Problem to work on:
Reproduce every line in the listing that contains the word "Authie".

Rows from a dataset:

· · · ·

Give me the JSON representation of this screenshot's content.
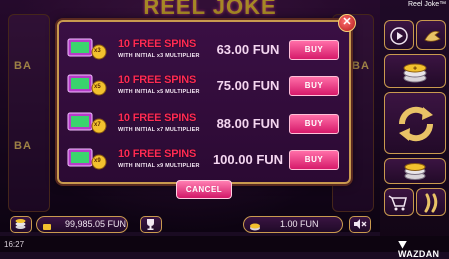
{
  "game": {
    "title": "Reel Joke™",
    "logo_text": "REEL JOKE",
    "reel_letters": [
      "BA",
      "BA",
      "BA"
    ]
  },
  "modal": {
    "offers": [
      {
        "free_spins": "10 FREE SPINS",
        "subtitle": "WITH INITIAL x3 MULTIPLIER",
        "multiplier_badge": "x3",
        "price": "63.00 FUN",
        "buy_label": "BUY"
      },
      {
        "free_spins": "10 FREE SPINS",
        "subtitle": "WITH INITIAL x5 MULTIPLIER",
        "multiplier_badge": "x5",
        "price": "75.00 FUN",
        "buy_label": "BUY"
      },
      {
        "free_spins": "10 FREE SPINS",
        "subtitle": "WITH INITIAL x7 MULTIPLIER",
        "multiplier_badge": "x7",
        "price": "88.00 FUN",
        "buy_label": "BUY"
      },
      {
        "free_spins": "10 FREE SPINS",
        "subtitle": "WITH INITIAL x9 MULTIPLIER",
        "multiplier_badge": "x9",
        "price": "100.00 FUN",
        "buy_label": "BUY"
      }
    ],
    "cancel_label": "CANCEL",
    "close_symbol": "✕"
  },
  "bottom_bar": {
    "balance": "99,985.05 FUN",
    "bet": "1.00 FUN"
  },
  "status": {
    "clock": "16:27",
    "brand": "WAZDAN"
  },
  "colors": {
    "accent_gold": "#c99a4f",
    "buy_pink": "#d61a6a",
    "title_red": "#ff2a55",
    "panel_purple": "#2b0a33"
  },
  "icons": [
    "close-icon",
    "autoplay-icon",
    "turbo-icon",
    "coins-icon",
    "spin-icon",
    "bet-coins-icon",
    "cart-icon",
    "chili-icon",
    "menu-icon",
    "trophy-icon",
    "sound-icon"
  ]
}
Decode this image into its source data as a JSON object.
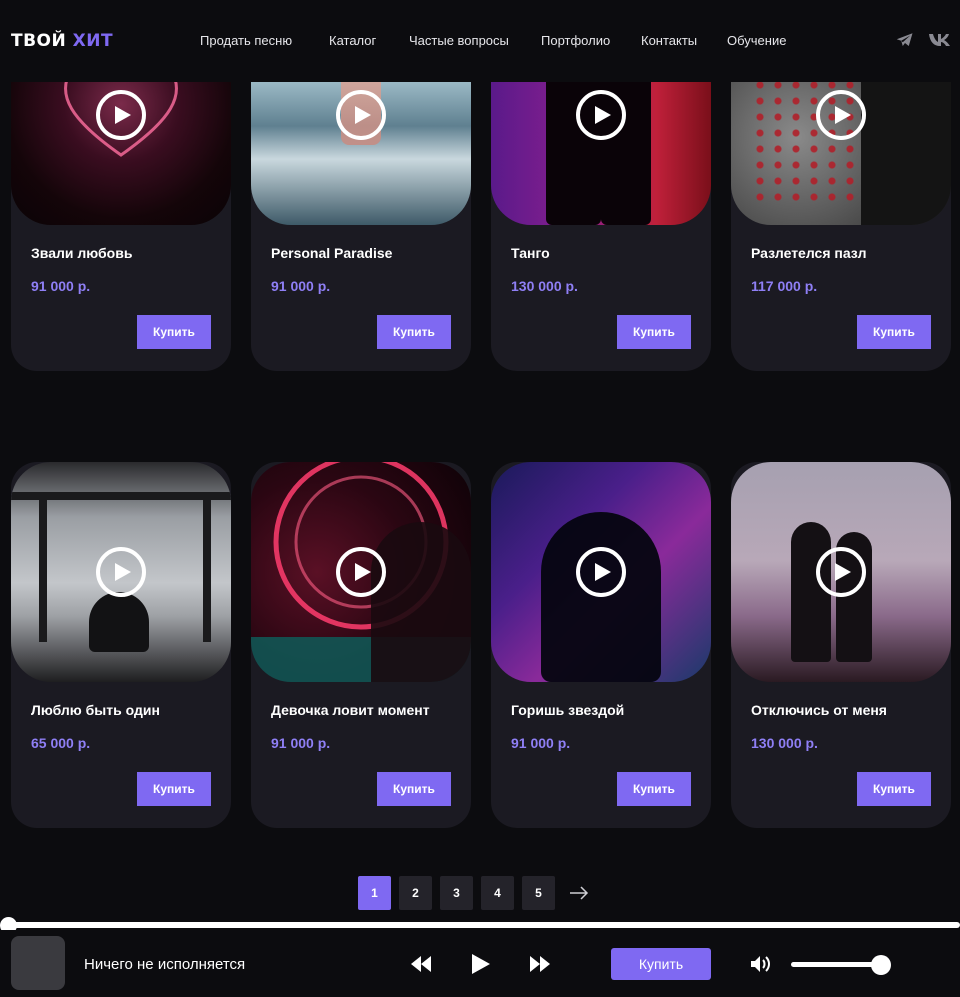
{
  "header": {
    "logo_word1": "ТВОЙ",
    "logo_word2": "ХИТ",
    "nav": [
      "Продать песню",
      "Каталог",
      "Частые вопросы",
      "Портфолио",
      "Контакты",
      "Обучение"
    ],
    "social_icons": [
      "telegram-icon",
      "vk-icon"
    ]
  },
  "colors": {
    "accent": "#7f69f2",
    "price": "#8f7ff5",
    "card_bg": "#1b1a22",
    "page_bg": "#0c0c0f"
  },
  "cards": [
    {
      "title": "Звали любовь",
      "price": "91 000 р.",
      "buy_label": "Купить"
    },
    {
      "title": "Personal Paradise",
      "price": "91 000 р.",
      "buy_label": "Купить"
    },
    {
      "title": "Танго",
      "price": "130 000 р.",
      "buy_label": "Купить"
    },
    {
      "title": "Разлетелся пазл",
      "price": "117 000 р.",
      "buy_label": "Купить"
    },
    {
      "title": "Люблю быть один",
      "price": "65 000 р.",
      "buy_label": "Купить"
    },
    {
      "title": "Девочка ловит момент",
      "price": "91 000 р.",
      "buy_label": "Купить"
    },
    {
      "title": "Горишь звездой",
      "price": "91 000 р.",
      "buy_label": "Купить"
    },
    {
      "title": "Отключись от меня",
      "price": "130 000 р.",
      "buy_label": "Купить"
    }
  ],
  "pagination": {
    "pages": [
      "1",
      "2",
      "3",
      "4",
      "5"
    ],
    "current": "1",
    "next_icon": "arrow-right-icon"
  },
  "player": {
    "now_playing": "Ничего не исполняется",
    "buy_label": "Купить",
    "progress": 0,
    "volume": 0.85
  }
}
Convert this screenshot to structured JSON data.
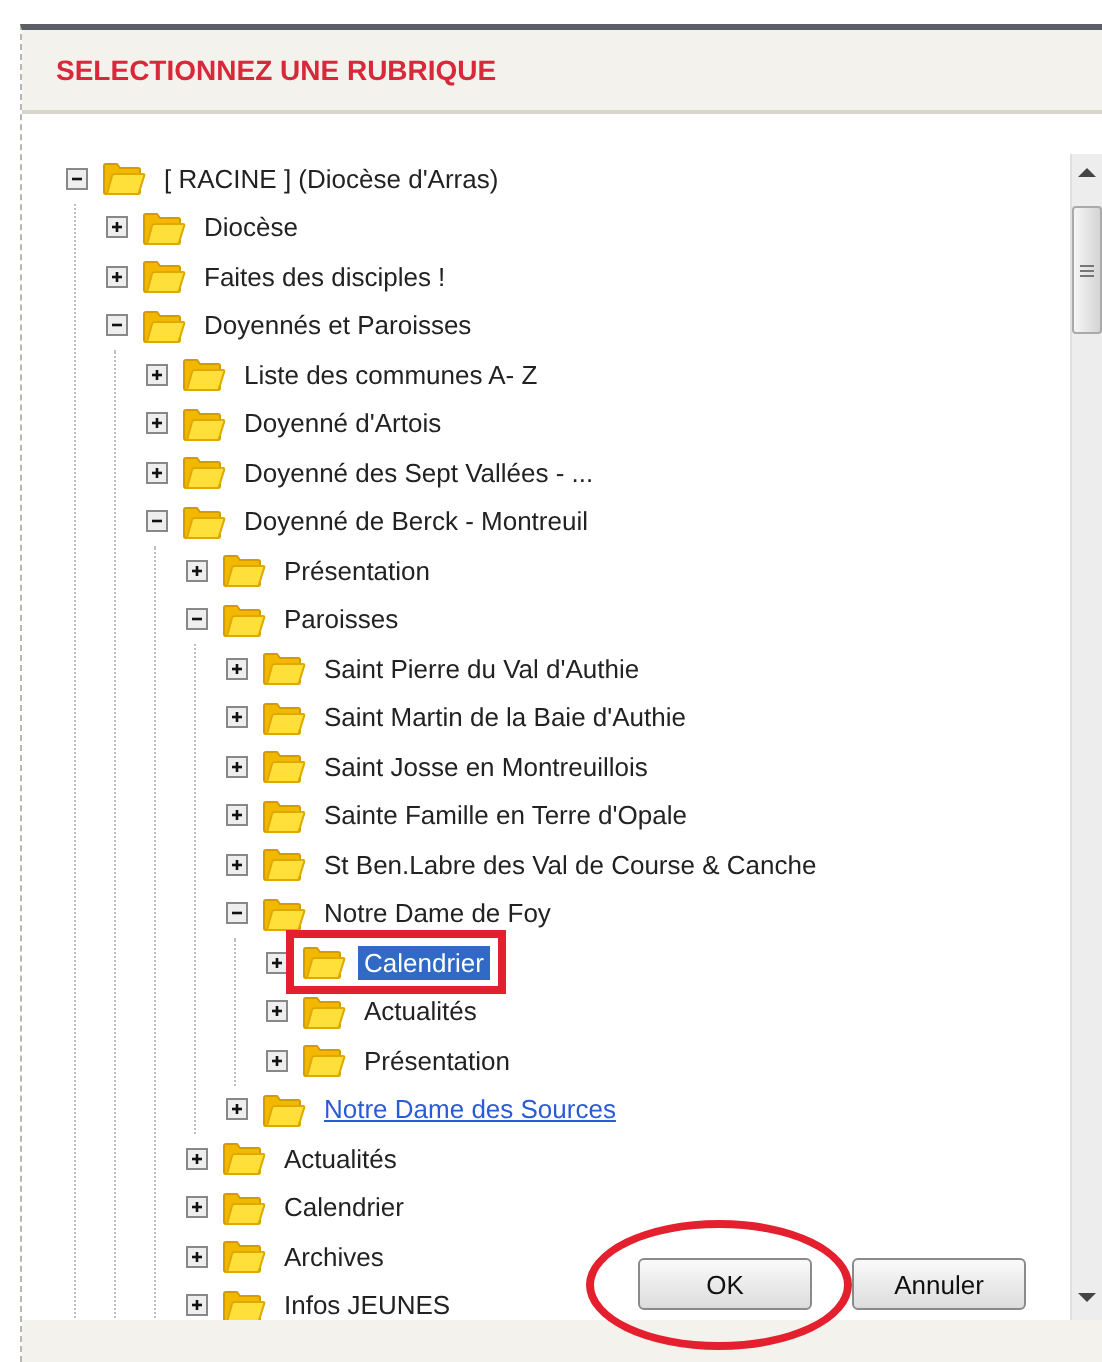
{
  "header": {
    "title": "SELECTIONNEZ UNE RUBRIQUE"
  },
  "tree": [
    {
      "label": "[ RACINE ] (Diocèse d'Arras)",
      "kind": "folder",
      "expanded": true,
      "selected": false,
      "children": [
        {
          "label": "Diocèse",
          "kind": "folder",
          "expanded": false,
          "selected": false
        },
        {
          "label": "Faites des disciples !",
          "kind": "folder",
          "expanded": false,
          "selected": false
        },
        {
          "label": "Doyennés et Paroisses",
          "kind": "folder",
          "expanded": true,
          "selected": false,
          "children": [
            {
              "label": "Liste des communes A- Z",
              "kind": "folder",
              "expanded": false,
              "selected": false
            },
            {
              "label": "Doyenné d'Artois",
              "kind": "folder",
              "expanded": false,
              "selected": false
            },
            {
              "label": "Doyenné des Sept Vallées - ...",
              "kind": "folder",
              "expanded": false,
              "selected": false
            },
            {
              "label": "Doyenné de Berck - Montreuil",
              "kind": "folder",
              "expanded": true,
              "selected": false,
              "children": [
                {
                  "label": "Présentation",
                  "kind": "folder",
                  "expanded": false,
                  "selected": false
                },
                {
                  "label": "Paroisses",
                  "kind": "folder",
                  "expanded": true,
                  "selected": false,
                  "children": [
                    {
                      "label": "Saint Pierre du Val d'Authie",
                      "kind": "folder",
                      "expanded": false,
                      "selected": false
                    },
                    {
                      "label": "Saint Martin de la Baie d'Authie",
                      "kind": "folder",
                      "expanded": false,
                      "selected": false
                    },
                    {
                      "label": "Saint Josse en Montreuillois",
                      "kind": "folder",
                      "expanded": false,
                      "selected": false
                    },
                    {
                      "label": "Sainte Famille en Terre d'Opale",
                      "kind": "folder",
                      "expanded": false,
                      "selected": false
                    },
                    {
                      "label": "St Ben.Labre des Val de Course & Canche",
                      "kind": "folder",
                      "expanded": false,
                      "selected": false
                    },
                    {
                      "label": "Notre Dame de Foy",
                      "kind": "folder",
                      "expanded": true,
                      "selected": false,
                      "children": [
                        {
                          "label": "Calendrier",
                          "kind": "folder",
                          "expanded": false,
                          "selected": true,
                          "annotated": true
                        },
                        {
                          "label": "Actualités",
                          "kind": "folder",
                          "expanded": false,
                          "selected": false
                        },
                        {
                          "label": "Présentation",
                          "kind": "folder",
                          "expanded": false,
                          "selected": false
                        }
                      ]
                    },
                    {
                      "label": "Notre Dame des Sources",
                      "kind": "link",
                      "expanded": false,
                      "selected": false
                    }
                  ]
                },
                {
                  "label": "Actualités",
                  "kind": "folder",
                  "expanded": false,
                  "selected": false
                },
                {
                  "label": "Calendrier",
                  "kind": "folder",
                  "expanded": false,
                  "selected": false
                },
                {
                  "label": "Archives",
                  "kind": "folder",
                  "expanded": false,
                  "selected": false
                },
                {
                  "label": "Infos JEUNES",
                  "kind": "folder",
                  "expanded": false,
                  "selected": false
                }
              ]
            }
          ]
        }
      ]
    }
  ],
  "buttons": [
    {
      "label": "OK",
      "annotated": true
    },
    {
      "label": "Annuler"
    }
  ]
}
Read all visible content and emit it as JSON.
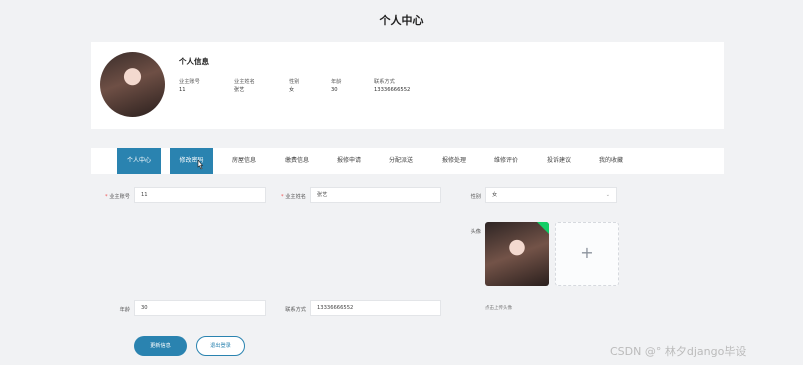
{
  "page": {
    "title": "个人中心"
  },
  "profile": {
    "section_title": "个人信息",
    "fields": [
      {
        "label": "业主账号",
        "value": "11"
      },
      {
        "label": "业主姓名",
        "value": "张艺"
      },
      {
        "label": "性别",
        "value": "女"
      },
      {
        "label": "年龄",
        "value": "30"
      },
      {
        "label": "联系方式",
        "value": "13336666552"
      }
    ]
  },
  "tabs": [
    {
      "label": "个人中心",
      "active": true
    },
    {
      "label": "修改密码",
      "active": true
    },
    {
      "label": "房屋信息",
      "active": false
    },
    {
      "label": "缴费信息",
      "active": false
    },
    {
      "label": "报修申请",
      "active": false
    },
    {
      "label": "分配派送",
      "active": false
    },
    {
      "label": "报修处理",
      "active": false
    },
    {
      "label": "维修评价",
      "active": false
    },
    {
      "label": "投诉建议",
      "active": false
    },
    {
      "label": "我的收藏",
      "active": false
    }
  ],
  "form": {
    "account": {
      "label": "业主账号",
      "required_mark": "*",
      "value": "11"
    },
    "name": {
      "label": "业主姓名",
      "required_mark": "*",
      "value": "张艺"
    },
    "gender": {
      "label": "性别",
      "value": "女"
    },
    "avatar": {
      "label": "头像",
      "hint": "点击上传头像",
      "add_symbol": "+"
    },
    "age": {
      "label": "年龄",
      "value": "30"
    },
    "phone": {
      "label": "联系方式",
      "value": "13336666552"
    }
  },
  "buttons": {
    "update": "更新信息",
    "logout": "退出登录"
  },
  "watermark": "CSDN @°  林夕django毕设",
  "colors": {
    "primary": "#2a83b0",
    "background": "#f1f2f4",
    "success": "#13ce66"
  }
}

· · · ·

Completed exercise:
                      "label": "Saint Pierre du Val d'Authie",
                      "label": "Saint Martin de la Baie d'Authie",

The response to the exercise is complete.